-- start of Exercise materials --

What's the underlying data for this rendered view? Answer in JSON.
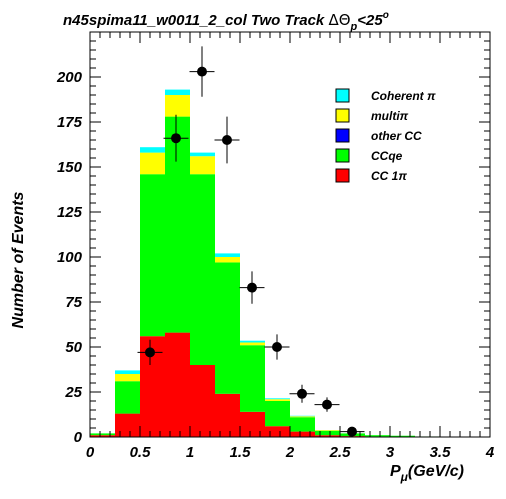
{
  "chart_data": {
    "type": "bar",
    "stacked": true,
    "title": "n45spima11_w0011_2_col Two Track ΔΘp<25°",
    "title_parts": {
      "main": "n45spima11_w0011_2_col Two Track ",
      "symbol": "ΔΘ",
      "sub": "p",
      "rest": "<25",
      "sup": "o"
    },
    "xlabel": "Pμ(GeV/c)",
    "xlabel_parts": {
      "main": "P",
      "sub": "μ",
      "rest": "(GeV/c)"
    },
    "ylabel": "Number of Events",
    "xlim": [
      0,
      4
    ],
    "ylim": [
      0,
      225
    ],
    "x_ticks": [
      0,
      0.5,
      1,
      1.5,
      2,
      2.5,
      3,
      3.5,
      4
    ],
    "x_tick_labels": [
      "0",
      "0.5",
      "1",
      "1.5",
      "2",
      "2.5",
      "3",
      "3.5",
      "4"
    ],
    "y_ticks": [
      0,
      25,
      50,
      75,
      100,
      125,
      150,
      175,
      200
    ],
    "y_tick_labels": [
      "0",
      "25",
      "50",
      "75",
      "100",
      "125",
      "150",
      "175",
      "200"
    ],
    "grid": false,
    "legend_position": "top-right",
    "bin_edges": [
      0.0,
      0.25,
      0.5,
      0.75,
      1.0,
      1.25,
      1.5,
      1.75,
      2.0,
      2.25,
      2.5,
      2.75,
      3.0,
      3.25,
      3.5,
      3.75,
      4.0
    ],
    "series": [
      {
        "name": "CC 1π",
        "color": "#ff0000",
        "values": [
          1,
          13,
          56,
          58,
          40,
          24,
          14,
          6,
          3,
          1,
          0.5,
          0.3,
          0.2,
          0,
          0,
          0
        ]
      },
      {
        "name": "CCqe",
        "color": "#00ff00",
        "values": [
          1,
          18,
          90,
          120,
          106,
          73,
          37,
          14,
          8,
          2.5,
          1.5,
          0.7,
          0.5,
          0.3,
          0,
          0
        ]
      },
      {
        "name": "other CC",
        "color": "#0000ff",
        "values": [
          0,
          0,
          0,
          0,
          0,
          0,
          0,
          0,
          0,
          0,
          0,
          0,
          0,
          0,
          0,
          0
        ]
      },
      {
        "name": "multiπ",
        "color": "#ffff00",
        "values": [
          0,
          4,
          12,
          12,
          10,
          3,
          1.5,
          1,
          0.5,
          0.3,
          0,
          0,
          0,
          0,
          0,
          0
        ]
      },
      {
        "name": "Coherent π",
        "color": "#00ffff",
        "values": [
          0,
          2,
          3,
          3,
          2,
          2,
          1,
          0.5,
          0.3,
          0,
          0,
          0,
          0,
          0,
          0,
          0
        ]
      }
    ],
    "data_points": [
      {
        "x": 0.6,
        "y": 47,
        "xerr": 0.125,
        "yerr": 7
      },
      {
        "x": 0.86,
        "y": 166,
        "xerr": 0.125,
        "yerr": 13
      },
      {
        "x": 1.12,
        "y": 203,
        "xerr": 0.125,
        "yerr": 14
      },
      {
        "x": 1.37,
        "y": 165,
        "xerr": 0.125,
        "yerr": 13
      },
      {
        "x": 1.62,
        "y": 83,
        "xerr": 0.125,
        "yerr": 9
      },
      {
        "x": 1.87,
        "y": 50,
        "xerr": 0.125,
        "yerr": 7
      },
      {
        "x": 2.12,
        "y": 24,
        "xerr": 0.125,
        "yerr": 5
      },
      {
        "x": 2.37,
        "y": 18,
        "xerr": 0.125,
        "yerr": 4
      },
      {
        "x": 2.62,
        "y": 3,
        "xerr": 0.125,
        "yerr": 2
      }
    ],
    "legend_order": [
      "Coherent π",
      "multiπ",
      "other CC",
      "CCqe",
      "CC 1π"
    ]
  }
}
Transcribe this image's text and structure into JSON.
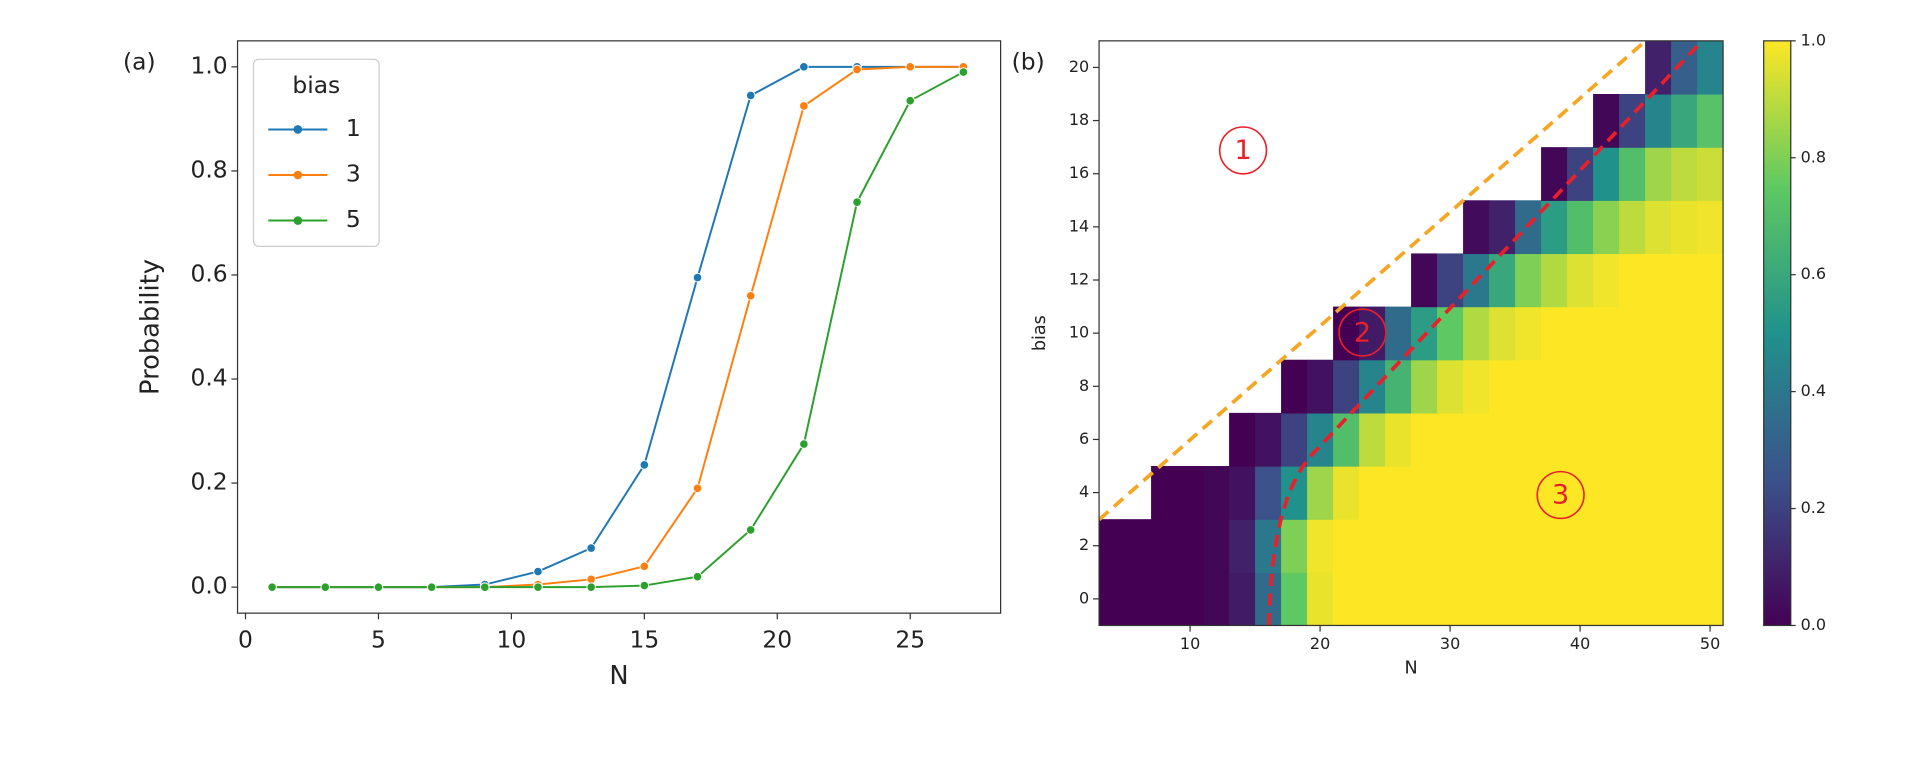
{
  "chart_data": [
    {
      "type": "line",
      "panel_label": "(a)",
      "xlabel": "N",
      "ylabel": "Probability",
      "x": [
        1,
        3,
        5,
        7,
        9,
        11,
        13,
        15,
        17,
        19,
        21,
        23,
        25,
        27
      ],
      "series": [
        {
          "name": "1",
          "color": "#1f77b4",
          "values": [
            0,
            0,
            0,
            0,
            0.005,
            0.03,
            0.075,
            0.235,
            0.595,
            0.945,
            1.0,
            1.0,
            1.0,
            1.0
          ]
        },
        {
          "name": "3",
          "color": "#ff7f0e",
          "values": [
            0,
            0,
            0,
            0,
            0,
            0.005,
            0.015,
            0.04,
            0.19,
            0.56,
            0.925,
            0.995,
            1.0,
            1.0
          ]
        },
        {
          "name": "5",
          "color": "#2ca02c",
          "values": [
            0,
            0,
            0,
            0,
            0,
            0,
            0,
            0.003,
            0.02,
            0.11,
            0.275,
            0.74,
            0.935,
            0.99
          ]
        }
      ],
      "legend_title": "bias",
      "legend": "upper left",
      "xlim": [
        -0.3,
        28.4
      ],
      "ylim": [
        -0.05,
        1.05
      ],
      "xticks": [
        0,
        5,
        10,
        15,
        20,
        25
      ],
      "yticks": [
        {
          "value": 0,
          "label": "0.0"
        },
        0.2,
        0.4,
        0.6,
        0.8,
        {
          "value": 1,
          "label": "1.0"
        }
      ]
    },
    {
      "type": "heatmap",
      "panel_label": "(b)",
      "xlabel": "N",
      "ylabel": "bias",
      "colormap": "viridis",
      "x": [
        4,
        6,
        8,
        10,
        12,
        14,
        16,
        18,
        20,
        22,
        24,
        26,
        28,
        30,
        32,
        34,
        36,
        38,
        40,
        42,
        44,
        46,
        48,
        50
      ],
      "y": [
        0,
        2,
        4,
        6,
        8,
        10,
        12,
        14,
        16,
        18,
        20
      ],
      "values": [
        [
          0,
          0,
          0,
          0,
          0.02,
          0.08,
          0.35,
          0.75,
          0.97,
          1,
          1,
          1,
          1,
          1,
          1,
          1,
          1,
          1,
          1,
          1,
          1,
          1,
          1,
          1
        ],
        [
          0,
          0,
          0,
          0,
          0.02,
          0.1,
          0.4,
          0.8,
          0.98,
          1,
          1,
          1,
          1,
          1,
          1,
          1,
          1,
          1,
          1,
          1,
          1,
          1,
          1,
          1
        ],
        [
          null,
          null,
          0,
          0,
          0.02,
          0.05,
          0.25,
          0.5,
          0.85,
          0.97,
          1,
          1,
          1,
          1,
          1,
          1,
          1,
          1,
          1,
          1,
          1,
          1,
          1,
          1
        ],
        [
          null,
          null,
          null,
          null,
          null,
          0,
          0.05,
          0.2,
          0.45,
          0.7,
          0.9,
          0.97,
          1,
          1,
          1,
          1,
          1,
          1,
          1,
          1,
          1,
          1,
          1,
          1
        ],
        [
          null,
          null,
          null,
          null,
          null,
          null,
          null,
          0,
          0.05,
          0.2,
          0.45,
          0.65,
          0.85,
          0.95,
          0.98,
          1,
          1,
          1,
          1,
          1,
          1,
          1,
          1,
          1
        ],
        [
          null,
          null,
          null,
          null,
          null,
          null,
          null,
          null,
          null,
          0,
          0.08,
          0.35,
          0.55,
          0.75,
          0.88,
          0.95,
          0.98,
          1,
          1,
          1,
          1,
          1,
          1,
          1
        ],
        [
          null,
          null,
          null,
          null,
          null,
          null,
          null,
          null,
          null,
          null,
          null,
          null,
          0.02,
          0.2,
          0.4,
          0.6,
          0.8,
          0.88,
          0.95,
          0.98,
          1,
          1,
          1,
          1
        ],
        [
          null,
          null,
          null,
          null,
          null,
          null,
          null,
          null,
          null,
          null,
          null,
          null,
          null,
          null,
          0.03,
          0.1,
          0.35,
          0.55,
          0.7,
          0.82,
          0.9,
          0.95,
          0.97,
          0.98
        ],
        [
          null,
          null,
          null,
          null,
          null,
          null,
          null,
          null,
          null,
          null,
          null,
          null,
          null,
          null,
          null,
          null,
          null,
          0.02,
          0.2,
          0.5,
          0.7,
          0.85,
          0.9,
          0.92
        ],
        [
          null,
          null,
          null,
          null,
          null,
          null,
          null,
          null,
          null,
          null,
          null,
          null,
          null,
          null,
          null,
          null,
          null,
          null,
          null,
          0.02,
          0.2,
          0.45,
          0.6,
          0.72
        ],
        [
          null,
          null,
          null,
          null,
          null,
          null,
          null,
          null,
          null,
          null,
          null,
          null,
          null,
          null,
          null,
          null,
          null,
          null,
          null,
          null,
          null,
          0.1,
          0.3,
          0.45
        ]
      ],
      "xlim": [
        3,
        51
      ],
      "ylim": [
        -1,
        21
      ],
      "xticks": [
        10,
        20,
        30,
        40,
        50
      ],
      "yticks": [
        0,
        2,
        4,
        6,
        8,
        10,
        12,
        14,
        16,
        18,
        20
      ],
      "clim": [
        0,
        1
      ],
      "cticks": [
        {
          "value": 0,
          "label": "0.0"
        },
        0.2,
        0.4,
        0.6,
        0.8,
        {
          "value": 1,
          "label": "1.0"
        }
      ],
      "annotations": [
        "1",
        "2",
        "3"
      ]
    }
  ]
}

-- end of Exercise materials --

Collect the lines of the records that include the string "ylabel".

Written solution.
    "ylabel": "Number of Events",
      "ylabel": "Probability",
      "ylabel": "bias",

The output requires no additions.